(Entries from a dataset)
● ● ● ●

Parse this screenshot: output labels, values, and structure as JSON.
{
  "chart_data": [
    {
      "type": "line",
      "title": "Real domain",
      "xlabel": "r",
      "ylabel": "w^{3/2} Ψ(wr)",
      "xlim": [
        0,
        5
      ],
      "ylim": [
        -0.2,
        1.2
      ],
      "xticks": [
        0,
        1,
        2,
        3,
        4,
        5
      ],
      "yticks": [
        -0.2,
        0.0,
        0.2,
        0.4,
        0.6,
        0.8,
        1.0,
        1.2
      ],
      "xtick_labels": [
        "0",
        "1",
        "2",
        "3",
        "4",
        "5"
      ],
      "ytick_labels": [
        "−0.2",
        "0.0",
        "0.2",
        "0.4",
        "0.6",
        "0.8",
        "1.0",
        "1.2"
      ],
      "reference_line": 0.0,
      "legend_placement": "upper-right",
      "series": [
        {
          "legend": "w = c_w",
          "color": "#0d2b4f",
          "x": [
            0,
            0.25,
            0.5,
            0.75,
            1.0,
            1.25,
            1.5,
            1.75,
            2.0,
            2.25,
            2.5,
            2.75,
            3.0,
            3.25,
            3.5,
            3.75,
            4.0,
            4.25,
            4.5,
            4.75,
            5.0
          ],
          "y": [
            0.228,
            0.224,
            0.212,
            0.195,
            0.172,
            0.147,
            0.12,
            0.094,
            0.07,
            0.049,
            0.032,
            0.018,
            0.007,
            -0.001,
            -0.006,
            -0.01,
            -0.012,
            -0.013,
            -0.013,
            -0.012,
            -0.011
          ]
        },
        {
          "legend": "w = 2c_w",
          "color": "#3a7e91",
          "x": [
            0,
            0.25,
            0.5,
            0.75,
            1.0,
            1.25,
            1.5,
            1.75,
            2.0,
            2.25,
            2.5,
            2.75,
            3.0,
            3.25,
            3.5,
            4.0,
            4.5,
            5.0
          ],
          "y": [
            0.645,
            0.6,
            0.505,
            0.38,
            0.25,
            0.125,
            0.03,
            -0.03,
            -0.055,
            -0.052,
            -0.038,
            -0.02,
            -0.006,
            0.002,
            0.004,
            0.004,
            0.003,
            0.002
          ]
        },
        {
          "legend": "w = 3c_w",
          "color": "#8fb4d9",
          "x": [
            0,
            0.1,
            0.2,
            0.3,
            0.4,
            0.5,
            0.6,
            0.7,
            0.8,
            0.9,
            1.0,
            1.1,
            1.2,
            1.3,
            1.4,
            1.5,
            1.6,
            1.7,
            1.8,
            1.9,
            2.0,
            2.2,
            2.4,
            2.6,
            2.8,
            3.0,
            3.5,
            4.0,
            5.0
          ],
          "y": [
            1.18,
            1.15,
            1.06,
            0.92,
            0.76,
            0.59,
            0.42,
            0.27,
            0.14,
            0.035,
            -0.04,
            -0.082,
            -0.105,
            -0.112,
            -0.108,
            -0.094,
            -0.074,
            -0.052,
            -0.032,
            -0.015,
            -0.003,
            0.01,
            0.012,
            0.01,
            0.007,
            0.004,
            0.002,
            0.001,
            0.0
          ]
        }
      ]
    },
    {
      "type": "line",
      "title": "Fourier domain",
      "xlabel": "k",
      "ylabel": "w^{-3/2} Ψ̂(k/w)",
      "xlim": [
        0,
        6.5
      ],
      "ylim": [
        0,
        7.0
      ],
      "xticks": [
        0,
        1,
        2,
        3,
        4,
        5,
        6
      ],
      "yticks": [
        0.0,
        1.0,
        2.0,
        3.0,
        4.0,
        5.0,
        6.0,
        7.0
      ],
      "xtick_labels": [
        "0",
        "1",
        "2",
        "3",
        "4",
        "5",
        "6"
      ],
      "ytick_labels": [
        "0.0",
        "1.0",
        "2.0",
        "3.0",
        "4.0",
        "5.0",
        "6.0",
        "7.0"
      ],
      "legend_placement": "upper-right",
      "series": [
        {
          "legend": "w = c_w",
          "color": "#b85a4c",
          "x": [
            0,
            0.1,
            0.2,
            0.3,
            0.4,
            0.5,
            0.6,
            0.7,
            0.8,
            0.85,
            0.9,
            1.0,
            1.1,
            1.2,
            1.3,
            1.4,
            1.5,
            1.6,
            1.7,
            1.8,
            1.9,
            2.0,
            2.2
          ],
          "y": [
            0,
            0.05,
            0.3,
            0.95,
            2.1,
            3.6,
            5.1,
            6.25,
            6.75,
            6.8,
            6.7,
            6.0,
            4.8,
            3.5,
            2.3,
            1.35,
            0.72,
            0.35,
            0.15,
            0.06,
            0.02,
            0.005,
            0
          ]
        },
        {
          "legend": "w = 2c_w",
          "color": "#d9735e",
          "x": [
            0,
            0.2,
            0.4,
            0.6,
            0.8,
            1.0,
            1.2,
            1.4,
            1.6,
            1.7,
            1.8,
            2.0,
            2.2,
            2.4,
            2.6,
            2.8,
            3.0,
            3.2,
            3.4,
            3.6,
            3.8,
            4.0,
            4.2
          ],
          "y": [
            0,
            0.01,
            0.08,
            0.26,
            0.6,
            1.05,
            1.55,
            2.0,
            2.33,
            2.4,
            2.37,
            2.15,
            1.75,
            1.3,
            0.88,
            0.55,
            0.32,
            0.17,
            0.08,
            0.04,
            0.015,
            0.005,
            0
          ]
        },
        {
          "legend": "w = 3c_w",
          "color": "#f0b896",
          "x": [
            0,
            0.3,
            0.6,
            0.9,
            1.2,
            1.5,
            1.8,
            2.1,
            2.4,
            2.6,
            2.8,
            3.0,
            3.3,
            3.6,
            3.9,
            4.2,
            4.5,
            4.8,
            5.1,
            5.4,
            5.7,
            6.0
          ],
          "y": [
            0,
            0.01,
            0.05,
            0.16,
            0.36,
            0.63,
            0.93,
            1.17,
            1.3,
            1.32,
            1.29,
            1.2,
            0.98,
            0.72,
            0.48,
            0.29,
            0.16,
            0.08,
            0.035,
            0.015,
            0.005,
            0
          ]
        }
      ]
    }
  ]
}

● ● ● ●

Pick out and copy the lines of the material that include the word "title".

      "title": "Real domain",
      "title": "Fourier domain",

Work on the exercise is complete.